**Requirement:** Going through the material below, please gather all lines with the word "የሚለውን" in them.

**Exercise materials:**
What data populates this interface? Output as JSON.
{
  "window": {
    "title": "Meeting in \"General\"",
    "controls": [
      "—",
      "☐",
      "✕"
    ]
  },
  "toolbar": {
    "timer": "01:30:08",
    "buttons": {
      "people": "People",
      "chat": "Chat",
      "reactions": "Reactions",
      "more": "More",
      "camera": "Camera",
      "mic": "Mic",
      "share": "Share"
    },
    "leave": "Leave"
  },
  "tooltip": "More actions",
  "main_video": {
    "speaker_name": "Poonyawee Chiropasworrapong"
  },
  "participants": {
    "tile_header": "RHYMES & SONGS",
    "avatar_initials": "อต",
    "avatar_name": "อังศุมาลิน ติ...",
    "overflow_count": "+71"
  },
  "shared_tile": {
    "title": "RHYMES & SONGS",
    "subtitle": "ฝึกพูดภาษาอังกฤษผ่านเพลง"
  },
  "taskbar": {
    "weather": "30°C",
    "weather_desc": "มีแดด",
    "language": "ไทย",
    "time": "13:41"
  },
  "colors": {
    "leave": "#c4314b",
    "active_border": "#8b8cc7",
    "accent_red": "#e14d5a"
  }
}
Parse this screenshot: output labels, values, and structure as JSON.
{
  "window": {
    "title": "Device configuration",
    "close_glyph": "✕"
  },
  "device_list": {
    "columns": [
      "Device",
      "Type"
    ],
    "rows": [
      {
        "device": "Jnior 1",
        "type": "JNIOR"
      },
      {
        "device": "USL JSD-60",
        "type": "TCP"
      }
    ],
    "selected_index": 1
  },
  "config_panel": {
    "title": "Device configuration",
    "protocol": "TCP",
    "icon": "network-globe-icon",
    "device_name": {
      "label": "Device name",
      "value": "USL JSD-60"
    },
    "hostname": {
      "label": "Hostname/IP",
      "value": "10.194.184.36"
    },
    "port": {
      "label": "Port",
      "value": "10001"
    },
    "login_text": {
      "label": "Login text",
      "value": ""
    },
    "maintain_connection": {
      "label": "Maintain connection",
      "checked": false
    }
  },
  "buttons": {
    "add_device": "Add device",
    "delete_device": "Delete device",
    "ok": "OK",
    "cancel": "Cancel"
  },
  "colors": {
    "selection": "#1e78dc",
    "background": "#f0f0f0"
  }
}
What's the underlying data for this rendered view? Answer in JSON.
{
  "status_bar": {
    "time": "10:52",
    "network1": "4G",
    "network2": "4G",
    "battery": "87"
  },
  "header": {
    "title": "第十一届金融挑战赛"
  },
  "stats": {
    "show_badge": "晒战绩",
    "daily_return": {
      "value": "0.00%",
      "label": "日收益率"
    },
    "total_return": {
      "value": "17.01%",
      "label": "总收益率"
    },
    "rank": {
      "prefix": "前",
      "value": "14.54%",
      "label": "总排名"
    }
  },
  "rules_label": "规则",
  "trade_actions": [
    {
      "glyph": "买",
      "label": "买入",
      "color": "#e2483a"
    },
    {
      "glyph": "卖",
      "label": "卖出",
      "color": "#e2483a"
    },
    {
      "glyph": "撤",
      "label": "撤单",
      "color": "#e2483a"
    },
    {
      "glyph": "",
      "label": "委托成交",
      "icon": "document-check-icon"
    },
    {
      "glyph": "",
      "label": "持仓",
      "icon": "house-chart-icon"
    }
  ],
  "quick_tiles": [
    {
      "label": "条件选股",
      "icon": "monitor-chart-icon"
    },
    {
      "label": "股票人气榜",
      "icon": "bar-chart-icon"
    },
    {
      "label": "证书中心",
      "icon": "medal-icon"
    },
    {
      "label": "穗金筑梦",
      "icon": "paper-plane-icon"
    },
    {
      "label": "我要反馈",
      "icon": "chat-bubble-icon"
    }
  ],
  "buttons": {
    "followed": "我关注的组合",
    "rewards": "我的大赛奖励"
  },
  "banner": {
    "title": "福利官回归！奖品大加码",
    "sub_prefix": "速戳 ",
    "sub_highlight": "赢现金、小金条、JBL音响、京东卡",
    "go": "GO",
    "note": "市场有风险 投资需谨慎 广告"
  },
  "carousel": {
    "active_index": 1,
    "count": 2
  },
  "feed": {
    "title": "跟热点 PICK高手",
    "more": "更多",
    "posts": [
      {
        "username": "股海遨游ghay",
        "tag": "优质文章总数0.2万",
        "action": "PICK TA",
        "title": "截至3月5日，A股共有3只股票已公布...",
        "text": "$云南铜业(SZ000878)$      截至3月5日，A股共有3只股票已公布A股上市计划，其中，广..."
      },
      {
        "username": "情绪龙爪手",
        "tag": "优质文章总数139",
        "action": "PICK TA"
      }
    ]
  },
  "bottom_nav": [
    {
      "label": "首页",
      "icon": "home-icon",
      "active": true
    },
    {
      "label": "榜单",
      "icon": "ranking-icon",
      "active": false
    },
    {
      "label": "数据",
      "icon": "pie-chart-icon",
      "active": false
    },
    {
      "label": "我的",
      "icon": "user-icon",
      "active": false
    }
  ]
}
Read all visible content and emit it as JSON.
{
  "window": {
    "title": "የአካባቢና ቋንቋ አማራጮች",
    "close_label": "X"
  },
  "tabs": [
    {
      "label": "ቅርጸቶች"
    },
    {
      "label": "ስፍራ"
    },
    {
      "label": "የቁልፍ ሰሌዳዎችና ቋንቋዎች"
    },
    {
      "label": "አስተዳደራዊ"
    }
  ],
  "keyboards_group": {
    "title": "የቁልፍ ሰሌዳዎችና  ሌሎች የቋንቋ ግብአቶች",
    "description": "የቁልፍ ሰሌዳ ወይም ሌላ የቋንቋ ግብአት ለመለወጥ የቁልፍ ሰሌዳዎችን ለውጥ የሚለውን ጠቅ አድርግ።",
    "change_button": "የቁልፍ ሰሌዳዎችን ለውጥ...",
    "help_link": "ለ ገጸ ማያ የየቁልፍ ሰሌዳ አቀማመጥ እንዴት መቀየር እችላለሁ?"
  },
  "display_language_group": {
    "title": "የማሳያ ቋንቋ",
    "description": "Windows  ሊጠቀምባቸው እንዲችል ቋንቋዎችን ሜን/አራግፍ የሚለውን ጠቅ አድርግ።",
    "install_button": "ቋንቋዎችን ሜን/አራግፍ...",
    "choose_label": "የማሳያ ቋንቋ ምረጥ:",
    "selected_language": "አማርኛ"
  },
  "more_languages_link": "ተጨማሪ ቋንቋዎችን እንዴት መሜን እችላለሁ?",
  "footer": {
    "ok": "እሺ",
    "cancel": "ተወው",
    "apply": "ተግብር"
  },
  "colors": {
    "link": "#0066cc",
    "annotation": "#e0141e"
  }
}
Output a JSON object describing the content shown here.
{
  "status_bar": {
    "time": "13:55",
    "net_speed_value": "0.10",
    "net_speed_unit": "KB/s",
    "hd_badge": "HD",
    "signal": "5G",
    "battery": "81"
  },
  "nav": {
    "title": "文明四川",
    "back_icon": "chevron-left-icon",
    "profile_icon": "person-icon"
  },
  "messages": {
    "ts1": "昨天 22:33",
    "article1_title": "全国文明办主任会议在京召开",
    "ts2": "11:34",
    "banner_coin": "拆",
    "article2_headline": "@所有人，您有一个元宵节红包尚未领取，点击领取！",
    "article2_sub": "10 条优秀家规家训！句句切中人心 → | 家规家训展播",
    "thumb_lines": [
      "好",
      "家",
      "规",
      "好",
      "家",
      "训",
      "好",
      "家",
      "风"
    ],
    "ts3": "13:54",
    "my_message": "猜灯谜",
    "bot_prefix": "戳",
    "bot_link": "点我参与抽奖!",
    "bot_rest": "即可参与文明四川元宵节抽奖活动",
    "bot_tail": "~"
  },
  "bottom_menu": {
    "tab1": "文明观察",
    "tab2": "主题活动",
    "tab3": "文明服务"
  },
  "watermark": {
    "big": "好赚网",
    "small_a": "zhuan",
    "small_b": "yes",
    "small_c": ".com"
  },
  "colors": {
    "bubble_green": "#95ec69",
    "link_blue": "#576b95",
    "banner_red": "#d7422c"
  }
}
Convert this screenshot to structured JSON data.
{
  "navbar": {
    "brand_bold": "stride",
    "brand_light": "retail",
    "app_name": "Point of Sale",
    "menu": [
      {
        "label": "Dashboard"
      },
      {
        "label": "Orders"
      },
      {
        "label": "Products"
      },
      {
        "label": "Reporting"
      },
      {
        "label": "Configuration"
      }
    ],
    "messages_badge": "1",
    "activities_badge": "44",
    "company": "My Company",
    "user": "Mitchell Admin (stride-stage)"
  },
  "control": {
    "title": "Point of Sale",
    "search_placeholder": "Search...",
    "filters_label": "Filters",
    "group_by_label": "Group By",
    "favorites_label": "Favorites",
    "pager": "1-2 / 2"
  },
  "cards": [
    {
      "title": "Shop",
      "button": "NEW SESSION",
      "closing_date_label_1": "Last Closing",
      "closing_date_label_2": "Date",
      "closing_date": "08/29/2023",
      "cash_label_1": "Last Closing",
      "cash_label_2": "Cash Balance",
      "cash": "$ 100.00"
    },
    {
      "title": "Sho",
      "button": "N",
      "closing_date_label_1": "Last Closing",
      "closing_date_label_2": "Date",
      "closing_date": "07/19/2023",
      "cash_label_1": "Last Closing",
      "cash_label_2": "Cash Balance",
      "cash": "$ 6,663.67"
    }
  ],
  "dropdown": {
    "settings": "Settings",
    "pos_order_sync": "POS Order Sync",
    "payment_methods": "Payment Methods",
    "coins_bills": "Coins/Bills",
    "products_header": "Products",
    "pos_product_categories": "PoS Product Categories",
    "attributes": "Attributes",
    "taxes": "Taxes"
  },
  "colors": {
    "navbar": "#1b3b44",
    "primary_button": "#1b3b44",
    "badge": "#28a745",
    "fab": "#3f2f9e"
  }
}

**Response to this exercise:**
    "description": "የቁልፍ ሰሌዳ ወይም ሌላ የቋንቋ ግብአት ለመለወጥ የቁልፍ ሰሌዳዎችን ለውጥ የሚለውን ጠቅ አድርግ።",
    "description": "Windows  ሊጠቀምባቸው እንዲችል ቋንቋዎችን ሜን/አራግፍ የሚለውን ጠቅ አድርግ።",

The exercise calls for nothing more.